TASK STATEMENT
Search the records for the word "комиссий" and pick out every line that has it.

Data items
* * *

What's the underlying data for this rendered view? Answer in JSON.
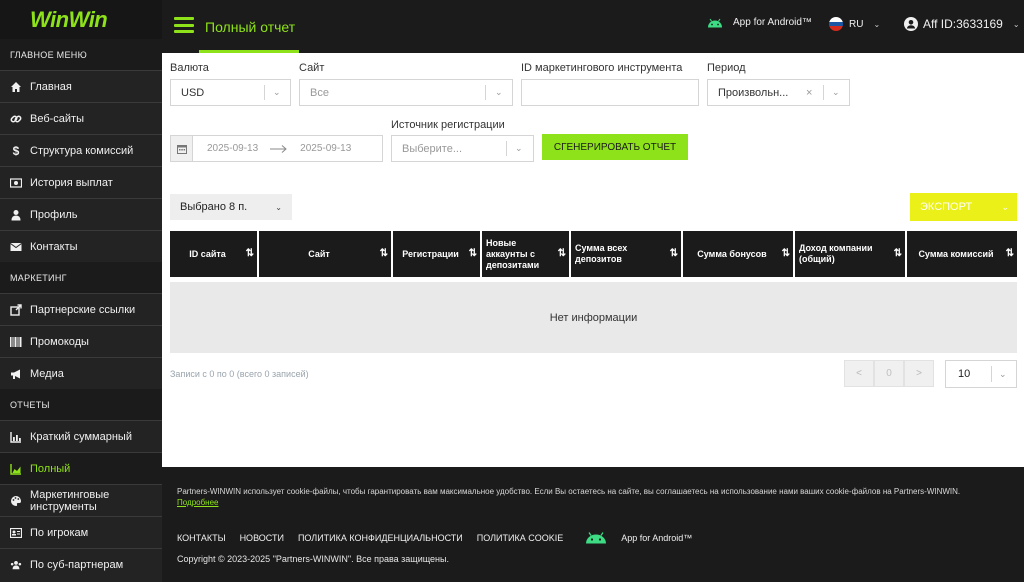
{
  "brand": {
    "logo_text": "WinWin",
    "accent": "#8ee21a"
  },
  "sidebar": {
    "sections": [
      {
        "label": "ГЛАВНОЕ МЕНЮ"
      },
      {
        "label": "МАРКЕТИНГ"
      },
      {
        "label": "ОТЧЕТЫ"
      }
    ],
    "items": [
      {
        "label": "Главная",
        "icon": "home-icon"
      },
      {
        "label": "Веб-сайты",
        "icon": "link-icon"
      },
      {
        "label": "Структура комиссий",
        "icon": "dollar-icon"
      },
      {
        "label": "История выплат",
        "icon": "money-icon"
      },
      {
        "label": "Профиль",
        "icon": "user-icon"
      },
      {
        "label": "Контакты",
        "icon": "envelope-icon"
      },
      {
        "label": "Партнерские ссылки",
        "icon": "external-link-icon"
      },
      {
        "label": "Промокоды",
        "icon": "barcode-icon"
      },
      {
        "label": "Медиа",
        "icon": "bullhorn-icon"
      },
      {
        "label": "Краткий суммарный",
        "icon": "bar-chart-icon"
      },
      {
        "label": "Полный",
        "icon": "area-chart-icon"
      },
      {
        "label": "Маркетинговые инструменты",
        "icon": "palette-icon"
      },
      {
        "label": "По игрокам",
        "icon": "id-card-icon"
      },
      {
        "label": "По суб-партнерам",
        "icon": "users-icon"
      }
    ]
  },
  "header": {
    "title": "Полный отчет",
    "android_label": "App for Android™",
    "language": "RU",
    "user": "Aff ID:3633169"
  },
  "filters": {
    "currency_label": "Валюта",
    "currency_value": "USD",
    "site_label": "Сайт",
    "site_value": "Все",
    "tool_id_label": "ID маркетингового инструмента",
    "tool_id_value": "",
    "period_label": "Период",
    "period_value": "Произвольн...",
    "date_from": "2025-09-13",
    "date_to": "2025-09-13",
    "source_label": "Источник регистрации",
    "source_placeholder": "Выберите...",
    "generate_label": "Сгенерировать отчет"
  },
  "toolbar": {
    "selected_label": "Выбрано 8 п.",
    "export_label": "Экспорт",
    "export_color": "#eaf018"
  },
  "table": {
    "columns": [
      "ID сайта",
      "Сайт",
      "Регистрации",
      "Новые аккаунты с депозитами",
      "Сумма всех депозитов",
      "Сумма бонусов",
      "Доход компании (общий)",
      "Сумма комиссий"
    ],
    "empty_text": "Нет информации"
  },
  "pagination": {
    "records_text": "Записи с 0 по 0 (всего 0 записей)",
    "prev": "<",
    "current": "0",
    "next": ">",
    "per_page": "10"
  },
  "footer": {
    "cookie_text": "Partners-WINWIN использует cookie-файлы, чтобы гарантировать вам максимальное удобство. Если Вы остаетесь на сайте, вы соглашаетесь на использование нами ваших cookie-файлов на Partners-WINWIN.",
    "cookie_link": "Подробнее",
    "links": [
      "Контакты",
      "Новости",
      "Политика конфиденциальности",
      "Политика cookie"
    ],
    "android_label": "App for Android™",
    "copyright": "Copyright © 2023-2025 \"Partners-WINWIN\". Все права защищены."
  }
}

* * *

RESULT
        "label": "Структура комиссий",
      "Сумма комиссий"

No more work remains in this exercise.